Records from a data source
• • • • • • •

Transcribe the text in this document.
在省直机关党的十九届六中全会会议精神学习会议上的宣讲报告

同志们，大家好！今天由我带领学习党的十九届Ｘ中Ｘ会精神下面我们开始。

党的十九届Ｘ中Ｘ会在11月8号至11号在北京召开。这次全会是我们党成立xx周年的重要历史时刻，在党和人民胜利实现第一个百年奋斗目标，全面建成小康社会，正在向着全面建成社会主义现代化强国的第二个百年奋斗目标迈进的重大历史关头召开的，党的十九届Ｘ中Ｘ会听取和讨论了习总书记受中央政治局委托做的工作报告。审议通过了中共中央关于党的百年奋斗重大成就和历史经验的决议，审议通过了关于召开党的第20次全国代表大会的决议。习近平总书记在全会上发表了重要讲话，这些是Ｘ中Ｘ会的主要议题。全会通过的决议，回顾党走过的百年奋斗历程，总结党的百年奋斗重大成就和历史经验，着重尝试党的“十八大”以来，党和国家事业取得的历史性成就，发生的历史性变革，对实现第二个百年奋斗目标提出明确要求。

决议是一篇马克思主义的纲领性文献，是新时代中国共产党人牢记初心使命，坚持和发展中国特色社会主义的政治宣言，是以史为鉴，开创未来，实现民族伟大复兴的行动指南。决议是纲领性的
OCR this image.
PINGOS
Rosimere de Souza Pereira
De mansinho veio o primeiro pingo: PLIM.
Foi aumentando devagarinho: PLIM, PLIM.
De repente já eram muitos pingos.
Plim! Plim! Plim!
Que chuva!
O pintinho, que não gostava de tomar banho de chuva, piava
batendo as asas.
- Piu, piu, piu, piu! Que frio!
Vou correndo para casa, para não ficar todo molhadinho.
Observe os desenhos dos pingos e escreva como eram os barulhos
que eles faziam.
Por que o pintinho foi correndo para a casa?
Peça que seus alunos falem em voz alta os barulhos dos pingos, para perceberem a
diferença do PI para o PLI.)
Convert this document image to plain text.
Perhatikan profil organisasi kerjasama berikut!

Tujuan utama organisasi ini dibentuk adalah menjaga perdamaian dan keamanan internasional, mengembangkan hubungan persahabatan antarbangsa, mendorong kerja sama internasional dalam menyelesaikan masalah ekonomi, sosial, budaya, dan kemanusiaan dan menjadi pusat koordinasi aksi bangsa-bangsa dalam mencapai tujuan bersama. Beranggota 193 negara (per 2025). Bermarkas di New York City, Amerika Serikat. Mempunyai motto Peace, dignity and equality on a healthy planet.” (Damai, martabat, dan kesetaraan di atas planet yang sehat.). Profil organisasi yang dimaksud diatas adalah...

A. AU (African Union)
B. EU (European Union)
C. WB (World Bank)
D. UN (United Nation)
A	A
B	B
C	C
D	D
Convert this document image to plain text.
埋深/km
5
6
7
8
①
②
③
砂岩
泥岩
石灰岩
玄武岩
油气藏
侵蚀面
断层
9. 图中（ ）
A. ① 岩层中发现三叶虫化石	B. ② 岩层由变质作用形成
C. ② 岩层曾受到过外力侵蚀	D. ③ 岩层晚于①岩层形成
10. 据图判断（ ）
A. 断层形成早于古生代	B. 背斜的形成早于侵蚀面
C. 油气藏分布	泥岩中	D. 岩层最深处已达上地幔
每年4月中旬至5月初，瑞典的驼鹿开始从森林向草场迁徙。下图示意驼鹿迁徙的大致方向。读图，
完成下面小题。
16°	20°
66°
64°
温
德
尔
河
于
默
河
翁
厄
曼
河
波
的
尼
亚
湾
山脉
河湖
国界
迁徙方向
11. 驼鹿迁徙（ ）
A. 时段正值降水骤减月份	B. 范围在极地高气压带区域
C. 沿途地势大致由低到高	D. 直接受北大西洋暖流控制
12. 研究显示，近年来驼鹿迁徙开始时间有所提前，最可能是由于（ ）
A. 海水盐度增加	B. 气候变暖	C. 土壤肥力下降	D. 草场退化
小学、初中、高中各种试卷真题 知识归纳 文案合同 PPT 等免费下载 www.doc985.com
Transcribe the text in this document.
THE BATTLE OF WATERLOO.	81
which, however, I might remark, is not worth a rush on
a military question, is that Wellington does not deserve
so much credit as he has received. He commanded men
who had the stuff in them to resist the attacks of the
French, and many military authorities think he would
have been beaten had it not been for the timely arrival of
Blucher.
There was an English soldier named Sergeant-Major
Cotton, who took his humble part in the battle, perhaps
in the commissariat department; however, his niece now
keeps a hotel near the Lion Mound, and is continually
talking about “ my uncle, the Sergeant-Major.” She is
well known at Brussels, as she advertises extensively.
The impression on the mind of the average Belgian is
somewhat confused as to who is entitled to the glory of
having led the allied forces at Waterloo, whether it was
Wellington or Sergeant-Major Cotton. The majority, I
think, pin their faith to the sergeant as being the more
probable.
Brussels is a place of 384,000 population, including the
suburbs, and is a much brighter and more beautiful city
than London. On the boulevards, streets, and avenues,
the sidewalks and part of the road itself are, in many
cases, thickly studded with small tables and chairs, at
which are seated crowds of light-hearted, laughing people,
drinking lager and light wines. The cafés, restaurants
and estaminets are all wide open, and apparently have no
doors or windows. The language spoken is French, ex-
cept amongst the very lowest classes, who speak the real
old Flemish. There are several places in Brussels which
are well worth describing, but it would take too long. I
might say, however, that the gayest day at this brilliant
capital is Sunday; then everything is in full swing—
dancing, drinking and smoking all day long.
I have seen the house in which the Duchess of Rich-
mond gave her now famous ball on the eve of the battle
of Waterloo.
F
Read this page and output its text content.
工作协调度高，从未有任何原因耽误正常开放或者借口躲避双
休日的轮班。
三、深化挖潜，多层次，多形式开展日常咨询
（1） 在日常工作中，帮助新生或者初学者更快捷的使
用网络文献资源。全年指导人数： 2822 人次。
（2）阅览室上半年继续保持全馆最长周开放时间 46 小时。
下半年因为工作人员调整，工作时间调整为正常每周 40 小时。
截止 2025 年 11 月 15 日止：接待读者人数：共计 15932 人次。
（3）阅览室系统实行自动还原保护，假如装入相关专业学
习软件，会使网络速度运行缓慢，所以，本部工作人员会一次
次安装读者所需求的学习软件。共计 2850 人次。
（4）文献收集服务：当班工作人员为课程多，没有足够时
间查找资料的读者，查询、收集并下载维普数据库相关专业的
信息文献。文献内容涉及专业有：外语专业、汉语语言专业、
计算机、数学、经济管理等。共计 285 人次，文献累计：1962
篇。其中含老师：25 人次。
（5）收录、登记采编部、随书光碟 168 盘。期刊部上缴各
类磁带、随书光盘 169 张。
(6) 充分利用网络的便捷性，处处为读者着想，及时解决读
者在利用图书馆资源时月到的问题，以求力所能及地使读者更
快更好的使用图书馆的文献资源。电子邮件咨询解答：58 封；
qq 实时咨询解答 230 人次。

• • • • • • •

(Problem requirements):
Transcribe the data. Leave every line exactly as it is.

(Answer to the task):
Transcribe the text in this document.
在省直机关党的十九届六中全会会议精神学习会议上的宣讲报告

同志们，大家好！今天由我带领学习党的十九届Ｘ中Ｘ会精神下面我们开始。

党的十九届Ｘ中Ｘ会在11月8号至11号在北京召开。这次全会是我们党成立xx周年的重要历史时刻，在党和人民胜利实现第一个百年奋斗目标，全面建成小康社会，正在向着全面建成社会主义现代化强国的第二个百年奋斗目标迈进的重大历史关头召开的，党的十九届Ｘ中Ｘ会听取和讨论了习总书记受中央政治局委托做的工作报告。审议通过了中共中央关于党的百年奋斗重大成就和历史经验的决议，审议通过了关于召开党的第20次全国代表大会的决议。习近平总书记在全会上发表了重要讲话，这些是Ｘ中Ｘ会的主要议题。全会通过的决议，回顾党走过的百年奋斗历程，总结党的百年奋斗重大成就和历史经验，着重尝试党的“十八大”以来，党和国家事业取得的历史性成就，发生的历史性变革，对实现第二个百年奋斗目标提出明确要求。

决议是一篇马克思主义的纲领性文献，是新时代中国共产党人牢记初心使命，坚持和发展中国特色社会主义的政治宣言，是以史为鉴，开创未来，实现民族伟大复兴的行动指南。决议是纲领性的
OCR this image.
PINGOS
Rosimere de Souza Pereira
De mansinho veio o primeiro pingo: PLIM.
Foi aumentando devagarinho: PLIM, PLIM.
De repente já eram muitos pingos.
Plim! Plim! Plim!
Que chuva!
O pintinho, que não gostava de tomar banho de chuva, piava
batendo as asas.
- Piu, piu, piu, piu! Que frio!
Vou correndo para casa, para não ficar todo molhadinho.
Observe os desenhos dos pingos e escreva como eram os barulhos
que eles faziam.
Por que o pintinho foi correndo para a casa?
Peça que seus alunos falem em voz alta os barulhos dos pingos, para perceberem a
diferença do PI para o PLI.)
Convert this document image to plain text.
Perhatikan profil organisasi kerjasama berikut!

Tujuan utama organisasi ini dibentuk adalah menjaga perdamaian dan keamanan internasional, mengembangkan hubungan persahabatan antarbangsa, mendorong kerja sama internasional dalam menyelesaikan masalah ekonomi, sosial, budaya, dan kemanusiaan dan menjadi pusat koordinasi aksi bangsa-bangsa dalam mencapai tujuan bersama. Beranggota 193 negara (per 2025). Bermarkas di New York City, Amerika Serikat. Mempunyai motto Peace, dignity and equality on a healthy planet.” (Damai, martabat, dan kesetaraan di atas planet yang sehat.). Profil organisasi yang dimaksud diatas adalah...

A. AU (African Union)
B. EU (European Union)
C. WB (World Bank)
D. UN (United Nation)
A	A
B	B
C	C
D	D
Convert this document image to plain text.
埋深/km
5
6
7
8
①
②
③
砂岩
泥岩
石灰岩
玄武岩
油气藏
侵蚀面
断层
9. 图中（ ）
A. ① 岩层中发现三叶虫化石	B. ② 岩层由变质作用形成
C. ② 岩层曾受到过外力侵蚀	D. ③ 岩层晚于①岩层形成
10. 据图判断（ ）
A. 断层形成早于古生代	B. 背斜的形成早于侵蚀面
C. 油气藏分布	泥岩中	D. 岩层最深处已达上地幔
每年4月中旬至5月初，瑞典的驼鹿开始从森林向草场迁徙。下图示意驼鹿迁徙的大致方向。读图，
完成下面小题。
16°	20°
66°
64°
温
德
尔
河
于
默
河
翁
厄
曼
河
波
的
尼
亚
湾
山脉
河湖
国界
迁徙方向
11. 驼鹿迁徙（ ）
A. 时段正值降水骤减月份	B. 范围在极地高气压带区域
C. 沿途地势大致由低到高	D. 直接受北大西洋暖流控制
12. 研究显示，近年来驼鹿迁徙开始时间有所提前，最可能是由于（ ）
A. 海水盐度增加	B. 气候变暖	C. 土壤肥力下降	D. 草场退化
小学、初中、高中各种试卷真题 知识归纳 文案合同 PPT 等免费下载 www.doc985.com
Transcribe the text in this document.
THE BATTLE OF WATERLOO.	81
which, however, I might remark, is not worth a rush on
a military question, is that Wellington does not deserve
so much credit as he has received. He commanded men
who had the stuff in them to resist the attacks of the
French, and many military authorities think he would
have been beaten had it not been for the timely arrival of
Blucher.
There was an English soldier named Sergeant-Major
Cotton, who took his humble part in the battle, perhaps
in the commissariat department; however, his niece now
keeps a hotel near the Lion Mound, and is continually
talking about “ my uncle, the Sergeant-Major.” She is
well known at Brussels, as she advertises extensively.
The impression on the mind of the average Belgian is
somewhat confused as to who is entitled to the glory of
having led the allied forces at Waterloo, whether it was
Wellington or Sergeant-Major Cotton. The majority, I
think, pin their faith to the sergeant as being the more
probable.
Brussels is a place of 384,000 population, including the
suburbs, and is a much brighter and more beautiful city
than London. On the boulevards, streets, and avenues,
the sidewalks and part of the road itself are, in many
cases, thickly studded with small tables and chairs, at
which are seated crowds of light-hearted, laughing people,
drinking lager and light wines. The cafés, restaurants
and estaminets are all wide open, and apparently have no
doors or windows. The language spoken is French, ex-
cept amongst the very lowest classes, who speak the real
old Flemish. There are several places in Brussels which
are well worth describing, but it would take too long. I
might say, however, that the gayest day at this brilliant
capital is Sunday; then everything is in full swing—
dancing, drinking and smoking all day long.
I have seen the house in which the Duchess of Rich-
mond gave her now famous ball on the eve of the battle
of Waterloo.
F
Read this page and output its text content.
工作协调度高，从未有任何原因耽误正常开放或者借口躲避双
休日的轮班。
三、深化挖潜，多层次，多形式开展日常咨询
（1） 在日常工作中，帮助新生或者初学者更快捷的使
用网络文献资源。全年指导人数： 2822 人次。
（2）阅览室上半年继续保持全馆最长周开放时间 46 小时。
下半年因为工作人员调整，工作时间调整为正常每周 40 小时。
截止 2025 年 11 月 15 日止：接待读者人数：共计 15932 人次。
（3）阅览室系统实行自动还原保护，假如装入相关专业学
习软件，会使网络速度运行缓慢，所以，本部工作人员会一次
次安装读者所需求的学习软件。共计 2850 人次。
（4）文献收集服务：当班工作人员为课程多，没有足够时
间查找资料的读者，查询、收集并下载维普数据库相关专业的
信息文献。文献内容涉及专业有：外语专业、汉语语言专业、
计算机、数学、经济管理等。共计 285 人次，文献累计：1962
篇。其中含老师：25 人次。
（5）收录、登记采编部、随书光碟 168 盘。期刊部上缴各
类磁带、随书光盘 169 张。
(6) 充分利用网络的便捷性，处处为读者着想，及时解决读
者在利用图书馆资源时月到的问题，以求力所能及地使读者更
快更好的使用图书馆的文献资源。电子邮件咨询解答：58 封；
qq 实时咨询解答 230 人次。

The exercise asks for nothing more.